→ Task prompt
Return the exact lines spanning from the line with "Convert this screenshot" through the last line of the entries, boundaries included, and no others.

──────── Input for this task ────────

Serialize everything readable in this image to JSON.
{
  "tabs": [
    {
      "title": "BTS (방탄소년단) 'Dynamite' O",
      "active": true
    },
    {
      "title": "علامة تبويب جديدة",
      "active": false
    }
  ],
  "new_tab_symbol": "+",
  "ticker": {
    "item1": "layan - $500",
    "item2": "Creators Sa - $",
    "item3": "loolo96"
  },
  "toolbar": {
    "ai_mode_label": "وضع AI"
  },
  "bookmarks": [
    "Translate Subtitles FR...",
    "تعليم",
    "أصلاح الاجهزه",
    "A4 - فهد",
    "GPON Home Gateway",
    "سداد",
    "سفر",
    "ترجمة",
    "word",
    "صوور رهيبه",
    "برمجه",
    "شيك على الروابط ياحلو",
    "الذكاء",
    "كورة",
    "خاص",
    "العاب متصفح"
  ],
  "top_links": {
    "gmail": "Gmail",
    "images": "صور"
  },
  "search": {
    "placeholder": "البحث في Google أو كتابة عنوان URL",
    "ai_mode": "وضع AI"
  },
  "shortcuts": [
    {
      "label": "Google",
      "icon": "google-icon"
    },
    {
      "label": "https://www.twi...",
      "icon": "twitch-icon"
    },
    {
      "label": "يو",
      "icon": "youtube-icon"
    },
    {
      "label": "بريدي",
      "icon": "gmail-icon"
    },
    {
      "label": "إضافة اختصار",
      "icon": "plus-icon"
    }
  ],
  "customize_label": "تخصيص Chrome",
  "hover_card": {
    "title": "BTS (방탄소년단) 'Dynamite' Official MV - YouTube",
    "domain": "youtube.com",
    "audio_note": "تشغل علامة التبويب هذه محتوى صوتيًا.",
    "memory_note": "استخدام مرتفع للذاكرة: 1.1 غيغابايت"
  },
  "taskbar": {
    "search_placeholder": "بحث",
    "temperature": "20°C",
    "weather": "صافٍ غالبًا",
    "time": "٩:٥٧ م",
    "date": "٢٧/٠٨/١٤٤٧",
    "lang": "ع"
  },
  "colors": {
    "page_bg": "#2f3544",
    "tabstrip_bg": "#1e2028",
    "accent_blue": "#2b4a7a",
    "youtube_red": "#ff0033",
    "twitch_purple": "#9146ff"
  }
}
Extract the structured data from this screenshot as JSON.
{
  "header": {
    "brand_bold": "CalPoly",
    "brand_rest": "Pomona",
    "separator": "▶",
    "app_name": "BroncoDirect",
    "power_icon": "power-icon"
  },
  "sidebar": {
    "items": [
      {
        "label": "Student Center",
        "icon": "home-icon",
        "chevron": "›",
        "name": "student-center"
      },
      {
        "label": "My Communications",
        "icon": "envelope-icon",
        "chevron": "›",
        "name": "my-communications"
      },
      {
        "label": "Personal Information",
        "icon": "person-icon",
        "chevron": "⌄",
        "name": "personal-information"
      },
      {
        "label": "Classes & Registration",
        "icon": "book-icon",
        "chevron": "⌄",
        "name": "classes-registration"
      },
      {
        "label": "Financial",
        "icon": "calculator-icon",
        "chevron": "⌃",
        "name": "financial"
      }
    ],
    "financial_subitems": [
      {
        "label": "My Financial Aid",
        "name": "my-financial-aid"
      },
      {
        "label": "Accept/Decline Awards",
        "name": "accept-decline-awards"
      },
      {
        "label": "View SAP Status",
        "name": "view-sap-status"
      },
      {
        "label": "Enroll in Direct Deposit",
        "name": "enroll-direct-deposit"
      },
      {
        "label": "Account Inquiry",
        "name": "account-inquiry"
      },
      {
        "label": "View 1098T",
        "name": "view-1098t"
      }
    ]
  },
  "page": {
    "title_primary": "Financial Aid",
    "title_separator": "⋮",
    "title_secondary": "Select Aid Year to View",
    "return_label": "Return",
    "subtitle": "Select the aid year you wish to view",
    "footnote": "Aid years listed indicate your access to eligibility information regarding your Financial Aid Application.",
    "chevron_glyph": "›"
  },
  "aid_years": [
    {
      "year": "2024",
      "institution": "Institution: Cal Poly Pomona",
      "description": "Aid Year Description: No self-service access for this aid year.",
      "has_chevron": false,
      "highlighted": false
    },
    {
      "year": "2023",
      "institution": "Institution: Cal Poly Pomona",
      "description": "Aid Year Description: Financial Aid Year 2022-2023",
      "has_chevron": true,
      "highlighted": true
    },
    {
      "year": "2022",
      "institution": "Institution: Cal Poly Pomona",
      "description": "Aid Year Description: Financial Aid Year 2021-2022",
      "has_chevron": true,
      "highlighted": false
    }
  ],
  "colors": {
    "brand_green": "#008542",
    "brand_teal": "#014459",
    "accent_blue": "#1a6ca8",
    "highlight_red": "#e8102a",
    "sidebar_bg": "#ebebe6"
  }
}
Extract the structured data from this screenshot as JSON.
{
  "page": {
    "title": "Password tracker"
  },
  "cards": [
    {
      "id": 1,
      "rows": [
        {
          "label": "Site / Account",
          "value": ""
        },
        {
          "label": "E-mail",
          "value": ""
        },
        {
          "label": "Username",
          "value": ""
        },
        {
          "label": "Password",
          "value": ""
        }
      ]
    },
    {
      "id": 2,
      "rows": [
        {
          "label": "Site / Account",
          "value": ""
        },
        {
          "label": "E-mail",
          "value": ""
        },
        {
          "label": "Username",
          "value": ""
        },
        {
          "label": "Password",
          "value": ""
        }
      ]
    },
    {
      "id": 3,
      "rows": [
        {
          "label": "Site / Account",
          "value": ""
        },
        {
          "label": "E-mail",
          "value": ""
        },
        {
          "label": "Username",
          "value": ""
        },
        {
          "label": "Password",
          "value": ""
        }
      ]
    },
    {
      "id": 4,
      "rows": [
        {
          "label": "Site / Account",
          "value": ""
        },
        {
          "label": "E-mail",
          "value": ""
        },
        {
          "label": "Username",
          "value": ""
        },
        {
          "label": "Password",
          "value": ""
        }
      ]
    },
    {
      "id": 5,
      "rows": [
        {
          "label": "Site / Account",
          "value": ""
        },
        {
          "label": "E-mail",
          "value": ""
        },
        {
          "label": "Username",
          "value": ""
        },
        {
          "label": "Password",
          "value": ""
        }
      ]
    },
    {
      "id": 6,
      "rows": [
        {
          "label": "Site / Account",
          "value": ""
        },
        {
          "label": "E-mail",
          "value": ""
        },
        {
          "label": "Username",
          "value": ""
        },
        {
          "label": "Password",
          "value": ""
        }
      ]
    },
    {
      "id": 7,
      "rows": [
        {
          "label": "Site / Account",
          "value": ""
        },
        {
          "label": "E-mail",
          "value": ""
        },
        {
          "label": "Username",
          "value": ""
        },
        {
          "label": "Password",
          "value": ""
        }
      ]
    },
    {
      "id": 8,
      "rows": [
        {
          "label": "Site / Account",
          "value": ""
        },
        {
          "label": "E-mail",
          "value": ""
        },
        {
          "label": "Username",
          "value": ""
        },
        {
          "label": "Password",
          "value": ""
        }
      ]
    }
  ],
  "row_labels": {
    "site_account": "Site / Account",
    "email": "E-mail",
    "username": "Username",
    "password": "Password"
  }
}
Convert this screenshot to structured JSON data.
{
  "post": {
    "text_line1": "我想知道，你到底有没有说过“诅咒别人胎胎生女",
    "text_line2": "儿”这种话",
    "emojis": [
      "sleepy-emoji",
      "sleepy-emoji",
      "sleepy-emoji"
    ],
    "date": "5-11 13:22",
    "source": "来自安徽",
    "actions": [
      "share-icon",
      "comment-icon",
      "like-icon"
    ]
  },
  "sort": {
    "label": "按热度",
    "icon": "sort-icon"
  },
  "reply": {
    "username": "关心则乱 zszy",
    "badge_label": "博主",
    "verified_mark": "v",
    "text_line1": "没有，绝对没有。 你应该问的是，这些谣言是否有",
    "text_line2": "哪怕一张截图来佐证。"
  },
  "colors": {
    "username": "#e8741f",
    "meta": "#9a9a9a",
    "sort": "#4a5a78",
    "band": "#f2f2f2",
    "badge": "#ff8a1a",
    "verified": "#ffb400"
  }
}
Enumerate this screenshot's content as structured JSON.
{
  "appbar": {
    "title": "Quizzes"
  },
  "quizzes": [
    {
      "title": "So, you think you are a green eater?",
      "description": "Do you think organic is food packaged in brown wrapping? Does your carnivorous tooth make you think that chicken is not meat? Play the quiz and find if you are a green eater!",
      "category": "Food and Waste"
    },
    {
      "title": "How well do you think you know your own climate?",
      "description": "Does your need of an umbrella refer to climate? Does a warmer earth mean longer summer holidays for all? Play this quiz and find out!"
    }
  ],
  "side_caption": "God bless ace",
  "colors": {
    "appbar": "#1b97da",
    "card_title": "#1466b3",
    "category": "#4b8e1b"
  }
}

────────

→ Result for this task
Convert this screenshot to structured JSON data.
{
  "post": {
    "text_line1": "我想知道，你到底有没有说过“诅咒别人胎胎生女",
    "text_line2": "儿”这种话",
    "emojis": [
      "sleepy-emoji",
      "sleepy-emoji",
      "sleepy-emoji"
    ],
    "date": "5-11 13:22",
    "source": "来自安徽",
    "actions": [
      "share-icon",
      "comment-icon",
      "like-icon"
    ]
  },
  "sort": {
    "label": "按热度",
    "icon": "sort-icon"
  },
  "reply": {
    "username": "关心则乱 zszy",
    "badge_label": "博主",
    "verified_mark": "v",
    "text_line1": "没有，绝对没有。 你应该问的是，这些谣言是否有",
    "text_line2": "哪怕一张截图来佐证。"
  },
  "colors": {
    "username": "#e8741f",
    "meta": "#9a9a9a",
    "sort": "#4a5a78",
    "band": "#f2f2f2",
    "badge": "#ff8a1a",
    "verified": "#ffb400"
  }
}
Enumerate this screenshot's content as structured JSON.
{
  "appbar": {
    "title": "Quizzes"
  },
  "quizzes": [
    {
      "title": "So, you think you are a green eater?",
      "description": "Do you think organic is food packaged in brown wrapping? Does your carnivorous tooth make you think that chicken is not meat? Play the quiz and find if you are a green eater!",
      "category": "Food and Waste"
    },
    {
      "title": "How well do you think you know your own climate?",
      "description": "Does your need of an umbrella refer to climate? Does a warmer earth mean longer summer holidays for all? Play this quiz and find out!"
    }
  ],
  "side_caption": "God bless ace",
  "colors": {
    "appbar": "#1b97da",
    "card_title": "#1466b3",
    "category": "#4b8e1b"
  }
}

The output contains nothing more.